Rewrite all the lines below as a JSON list of strings, one string per line, and leave out any blank lines.

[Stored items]
● ● ● ● ●

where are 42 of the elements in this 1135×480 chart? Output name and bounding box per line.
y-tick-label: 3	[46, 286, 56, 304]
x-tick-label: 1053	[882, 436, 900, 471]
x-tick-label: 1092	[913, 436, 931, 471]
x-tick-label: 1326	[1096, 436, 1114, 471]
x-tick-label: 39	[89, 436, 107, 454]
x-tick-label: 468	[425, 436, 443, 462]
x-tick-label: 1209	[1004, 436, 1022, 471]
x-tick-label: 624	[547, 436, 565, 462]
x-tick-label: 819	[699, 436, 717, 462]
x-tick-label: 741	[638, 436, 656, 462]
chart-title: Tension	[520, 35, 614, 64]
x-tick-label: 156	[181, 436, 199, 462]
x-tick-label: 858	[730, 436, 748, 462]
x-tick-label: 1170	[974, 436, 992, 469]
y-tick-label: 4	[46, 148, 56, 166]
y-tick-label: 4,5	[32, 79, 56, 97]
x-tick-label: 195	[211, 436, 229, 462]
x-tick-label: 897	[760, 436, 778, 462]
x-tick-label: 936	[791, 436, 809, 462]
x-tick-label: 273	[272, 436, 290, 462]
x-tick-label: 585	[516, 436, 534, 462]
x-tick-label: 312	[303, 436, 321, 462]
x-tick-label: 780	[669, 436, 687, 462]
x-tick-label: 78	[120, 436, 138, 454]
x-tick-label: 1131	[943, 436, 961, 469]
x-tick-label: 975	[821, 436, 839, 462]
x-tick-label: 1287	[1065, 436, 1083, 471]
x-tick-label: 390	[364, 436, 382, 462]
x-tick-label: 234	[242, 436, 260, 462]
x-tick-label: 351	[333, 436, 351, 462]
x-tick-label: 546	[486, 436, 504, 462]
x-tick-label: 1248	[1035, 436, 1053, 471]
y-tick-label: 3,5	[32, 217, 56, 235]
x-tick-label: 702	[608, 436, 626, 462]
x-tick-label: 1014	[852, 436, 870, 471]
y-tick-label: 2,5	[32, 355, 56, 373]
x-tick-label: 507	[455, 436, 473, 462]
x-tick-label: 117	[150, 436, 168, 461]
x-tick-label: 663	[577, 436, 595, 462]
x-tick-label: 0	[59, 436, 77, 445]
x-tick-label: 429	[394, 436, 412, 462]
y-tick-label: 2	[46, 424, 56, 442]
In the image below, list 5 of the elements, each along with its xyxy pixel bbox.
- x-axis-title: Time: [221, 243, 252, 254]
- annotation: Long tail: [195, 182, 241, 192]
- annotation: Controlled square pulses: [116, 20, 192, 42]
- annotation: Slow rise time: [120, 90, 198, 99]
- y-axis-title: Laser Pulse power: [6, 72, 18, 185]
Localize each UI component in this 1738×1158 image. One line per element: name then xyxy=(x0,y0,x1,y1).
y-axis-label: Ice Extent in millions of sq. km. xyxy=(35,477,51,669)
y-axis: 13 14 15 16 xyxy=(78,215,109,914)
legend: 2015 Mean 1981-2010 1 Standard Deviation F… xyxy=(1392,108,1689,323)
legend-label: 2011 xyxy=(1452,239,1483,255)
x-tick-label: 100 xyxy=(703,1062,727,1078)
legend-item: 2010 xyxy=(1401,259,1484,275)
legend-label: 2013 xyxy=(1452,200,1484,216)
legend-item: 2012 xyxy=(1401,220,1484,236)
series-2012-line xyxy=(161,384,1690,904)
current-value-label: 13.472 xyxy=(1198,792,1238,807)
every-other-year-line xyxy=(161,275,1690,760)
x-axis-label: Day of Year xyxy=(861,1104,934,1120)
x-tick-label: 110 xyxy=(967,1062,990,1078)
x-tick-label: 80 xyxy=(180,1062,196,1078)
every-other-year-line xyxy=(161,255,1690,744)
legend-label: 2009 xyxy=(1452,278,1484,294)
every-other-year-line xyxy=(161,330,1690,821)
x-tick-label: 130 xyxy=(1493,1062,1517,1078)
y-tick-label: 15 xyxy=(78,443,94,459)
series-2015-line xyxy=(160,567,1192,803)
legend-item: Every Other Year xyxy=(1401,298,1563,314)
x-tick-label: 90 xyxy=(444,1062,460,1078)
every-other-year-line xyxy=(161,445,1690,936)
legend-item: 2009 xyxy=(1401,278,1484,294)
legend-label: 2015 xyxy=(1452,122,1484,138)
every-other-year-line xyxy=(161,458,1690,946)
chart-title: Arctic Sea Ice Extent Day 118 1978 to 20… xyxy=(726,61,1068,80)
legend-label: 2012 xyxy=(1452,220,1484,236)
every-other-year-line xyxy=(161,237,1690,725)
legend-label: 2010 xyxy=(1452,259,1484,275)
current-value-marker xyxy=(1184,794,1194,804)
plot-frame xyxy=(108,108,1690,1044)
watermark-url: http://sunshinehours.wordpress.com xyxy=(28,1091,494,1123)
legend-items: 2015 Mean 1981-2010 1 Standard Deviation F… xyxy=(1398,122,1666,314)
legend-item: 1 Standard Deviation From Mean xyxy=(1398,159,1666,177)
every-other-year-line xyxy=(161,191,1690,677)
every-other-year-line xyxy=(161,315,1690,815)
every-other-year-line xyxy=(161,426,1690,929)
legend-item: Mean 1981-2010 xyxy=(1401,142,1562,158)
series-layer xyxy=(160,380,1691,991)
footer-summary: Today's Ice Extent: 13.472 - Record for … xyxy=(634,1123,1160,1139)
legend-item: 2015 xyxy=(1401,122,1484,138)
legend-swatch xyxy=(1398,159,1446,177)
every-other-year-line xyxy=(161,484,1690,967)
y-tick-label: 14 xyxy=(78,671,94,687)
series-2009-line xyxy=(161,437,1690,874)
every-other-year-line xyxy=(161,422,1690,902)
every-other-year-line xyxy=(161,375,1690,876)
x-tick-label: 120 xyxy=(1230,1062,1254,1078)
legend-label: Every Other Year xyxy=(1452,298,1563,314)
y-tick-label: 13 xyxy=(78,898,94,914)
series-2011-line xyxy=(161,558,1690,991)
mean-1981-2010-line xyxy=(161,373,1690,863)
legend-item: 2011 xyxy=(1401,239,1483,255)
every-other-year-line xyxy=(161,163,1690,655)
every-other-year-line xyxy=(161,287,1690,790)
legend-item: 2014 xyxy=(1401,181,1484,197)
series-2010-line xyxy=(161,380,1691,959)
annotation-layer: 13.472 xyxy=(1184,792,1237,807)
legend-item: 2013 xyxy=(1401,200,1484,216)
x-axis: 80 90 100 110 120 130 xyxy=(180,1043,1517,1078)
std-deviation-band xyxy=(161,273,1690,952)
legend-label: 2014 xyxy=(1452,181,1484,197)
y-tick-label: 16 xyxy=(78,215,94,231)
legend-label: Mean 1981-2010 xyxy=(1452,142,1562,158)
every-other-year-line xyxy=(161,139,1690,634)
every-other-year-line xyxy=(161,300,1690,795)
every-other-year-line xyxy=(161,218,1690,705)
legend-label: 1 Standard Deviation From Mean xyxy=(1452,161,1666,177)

● ● ● ● ●

### Output of the exercise
[
  "where are 42 of the elements in this 1135×480 chart? Output name and bounding box per line.",
  "y-tick-label: 3\t[46, 286, 56, 304]",
  "x-tick-label: 1053\t[882, 436, 900, 471]",
  "x-tick-label: 1092\t[913, 436, 931, 471]",
  "x-tick-label: 1326\t[1096, 436, 1114, 471]",
  "x-tick-label: 39\t[89, 436, 107, 454]",
  "x-tick-label: 468\t[425, 436, 443, 462]",
  "x-tick-label: 1209\t[1004, 436, 1022, 471]",
  "x-tick-label: 624\t[547, 436, 565, 462]",
  "x-tick-label: 819\t[699, 436, 717, 462]",
  "x-tick-label: 741\t[638, 436, 656, 462]",
  "chart-title: Tension\t[520, 35, 614, 64]",
  "x-tick-label: 156\t[181, 436, 199, 462]",
  "x-tick-label: 858\t[730, 436, 748, 462]",
  "x-tick-label: 1170\t[974, 436, 992, 469]",
  "y-tick-label: 4\t[46, 148, 56, 166]",
  "y-tick-label: 4,5\t[32, 79, 56, 97]",
  "x-tick-label: 195\t[211, 436, 229, 462]",
  "x-tick-label: 897\t[760, 436, 778, 462]",
  "x-tick-label: 936\t[791, 436, 809, 462]",
  "x-tick-label: 273\t[272, 436, 290, 462]",
  "x-tick-label: 585\t[516, 436, 534, 462]",
  "x-tick-label: 312\t[303, 436, 321, 462]",
  "x-tick-label: 780\t[669, 436, 687, 462]",
  "x-tick-label: 78\t[120, 436, 138, 454]",
  "x-tick-label: 1131\t[943, 436, 961, 469]",
  "x-tick-label: 975\t[821, 436, 839, 462]",
  "x-tick-label: 1287\t[1065, 436, 1083, 471]",
  "x-tick-label: 390\t[364, 436, 382, 462]",
  "x-tick-label: 234\t[242, 436, 260, 462]",
  "x-tick-label: 351\t[333, 436, 351, 462]",
  "x-tick-label: 546\t[486, 436, 504, 462]",
  "x-tick-label: 1248\t[1035, 436, 1053, 471]",
  "y-tick-label: 3,5\t[32, 217, 56, 235]",
  "x-tick-label: 702\t[608, 436, 626, 462]",
  "x-tick-label: 1014\t[852, 436, 870, 471]",
  "y-tick-label: 2,5\t[32, 355, 56, 373]",
  "x-tick-label: 507\t[455, 436, 473, 462]",
  "x-tick-label: 117\t[150, 436, 168, 461]",
  "x-tick-label: 663\t[577, 436, 595, 462]",
  "x-tick-label: 0\t[59, 436, 77, 445]",
  "x-tick-label: 429\t[394, 436, 412, 462]",
  "y-tick-label: 2\t[46, 424, 56, 442]",
  "In the image below, list 5 of the elements, each along with its xyxy pixel bbox.",
  "- x-axis-title: Time: [221, 243, 252, 254]",
  "- annotation: Long tail: [195, 182, 241, 192]",
  "- annotation: Controlled square pulses: [116, 20, 192, 42]",
  "- annotation: Slow rise time: [120, 90, 198, 99]",
  "- y-axis-title: Laser Pulse power: [6, 72, 18, 185]",
  "Localize each UI component in this 1738×1158 image. One line per element: name then xyxy=(x0,y0,x1,y1).",
  "y-axis-label: Ice Extent in millions of sq. km. xyxy=(35,477,51,669)",
  "y-axis: 13 14 15 16 xyxy=(78,215,109,914)",
  "legend: 2015 Mean 1981-2010 1 Standard Deviation F… xyxy=(1392,108,1689,323)",
  "legend-label: 2011 xyxy=(1452,239,1483,255)",
  "x-tick-label: 100 xyxy=(703,1062,727,1078)",
  "legend-item: 2010 xyxy=(1401,259,1484,275)",
  "legend-label: 2013 xyxy=(1452,200,1484,216)",
  "legend-item: 2012 xyxy=(1401,220,1484,236)",
  "series-2012-line xyxy=(161,384,1690,904)",
  "current-value-label: 13.472 xyxy=(1198,792,1238,807)",
  "every-other-year-line xyxy=(161,275,1690,760)",
  "x-axis-label: Day of Year xyxy=(861,1104,934,1120)",
  "x-tick-label: 110 xyxy=(967,1062,990,1078)",
  "x-tick-label: 80 xyxy=(180,1062,196,1078)",
  "every-other-year-line xyxy=(161,255,1690,744)",
  "legend-label: 2009 xyxy=(1452,278,1484,294)",
  "every-other-year-line xyxy=(161,330,1690,821)",
  "x-tick-label: 130 xyxy=(1493,1062,1517,1078)",
  "y-tick-label: 15 xyxy=(78,443,94,459)",
  "series-2015-line xyxy=(160,567,1192,803)",
  "legend-item: Every Other Year xyxy=(1401,298,1563,314)",
  "x-tick-label: 90 xyxy=(444,1062,460,1078)",
  "every-other-year-line xyxy=(161,445,1690,936)",
  "legend-item: 2009 xyxy=(1401,278,1484,294)",
  "legend-label: 2015 xyxy=(1452,122,1484,138)",
  "every-other-year-line xyxy=(161,458,1690,946)",
  "chart-title: Arctic Sea Ice Extent Day 118 1978 to 20… xyxy=(726,61,1068,80)",
  "legend-label: 2012 xyxy=(1452,220,1484,236)",
  "every-other-year-line xyxy=(161,237,1690,725)",
  "legend-label: 2010 xyxy=(1452,259,1484,275)",
  "current-value-marker xyxy=(1184,794,1194,804)",
  "plot-frame xyxy=(108,108,1690,1044)",
  "watermark-url: http://sunshinehours.wordpress.com xyxy=(28,1091,494,1123)",
  "legend-items: 2015 Mean 1981-2010 1 Standard Deviation F… xyxy=(1398,122,1666,314)",
  "legend-item: 1 Standard Deviation From Mean xyxy=(1398,159,1666,177)",
  "every-other-year-line xyxy=(161,191,1690,677)",
  "every-other-year-line xyxy=(161,315,1690,815)",
  "every-other-year-line xyxy=(161,426,1690,929)",
  "legend-item: Mean 1981-2010 xyxy=(1401,142,1562,158)",
  "series-layer xyxy=(160,380,1691,991)",
  "footer-summary: Today's Ice Extent: 13.472 - Record for … xyxy=(634,1123,1160,1139)",
  "legend-item: 2015 xyxy=(1401,122,1484,138)",
  "legend-swatch xyxy=(1398,159,1446,177)",
  "every-other-year-line xyxy=(161,484,1690,967)",
  "y-tick-label: 14 xyxy=(78,671,94,687)",
  "series-2009-line xyxy=(161,437,1690,874)",
  "every-other-year-line xyxy=(161,422,1690,902)",
  "every-other-year-line xyxy=(161,375,1690,876)",
  "x-tick-label: 120 xyxy=(1230,1062,1254,1078)",
  "legend-label: Every Other Year xyxy=(1452,298,1563,314)",
  "y-tick-label: 13 xyxy=(78,898,94,914)",
  "series-2011-line xyxy=(161,558,1690,991)",
  "mean-1981-2010-line xyxy=(161,373,1690,863)",
  "legend-item: 2011 xyxy=(1401,239,1483,255)",
  "every-other-year-line xyxy=(161,163,1690,655)",
  "every-other-year-line xyxy=(161,287,1690,790)",
  "legend-item: 2014 xyxy=(1401,181,1484,197)",
  "series-2010-line xyxy=(161,380,1691,959)",
  "annotation-layer: 13.472 xyxy=(1184,792,1237,807)",
  "legend-item: 2013 xyxy=(1401,200,1484,216)",
  "x-axis: 80 90 100 110 120 130 xyxy=(180,1043,1517,1078)",
  "std-deviation-band xyxy=(161,273,1690,952)",
  "legend-label: 2014 xyxy=(1452,181,1484,197)",
  "y-tick-label: 16 xyxy=(78,215,94,231)",
  "legend-label: Mean 1981-2010 xyxy=(1452,142,1562,158)",
  "every-other-year-line xyxy=(161,139,1690,634)",
  "every-other-year-line xyxy=(161,300,1690,795)",
  "every-other-year-line xyxy=(161,218,1690,705)",
  "legend-label: 1 Standard Deviation From Mean xyxy=(1452,161,1666,177)"
]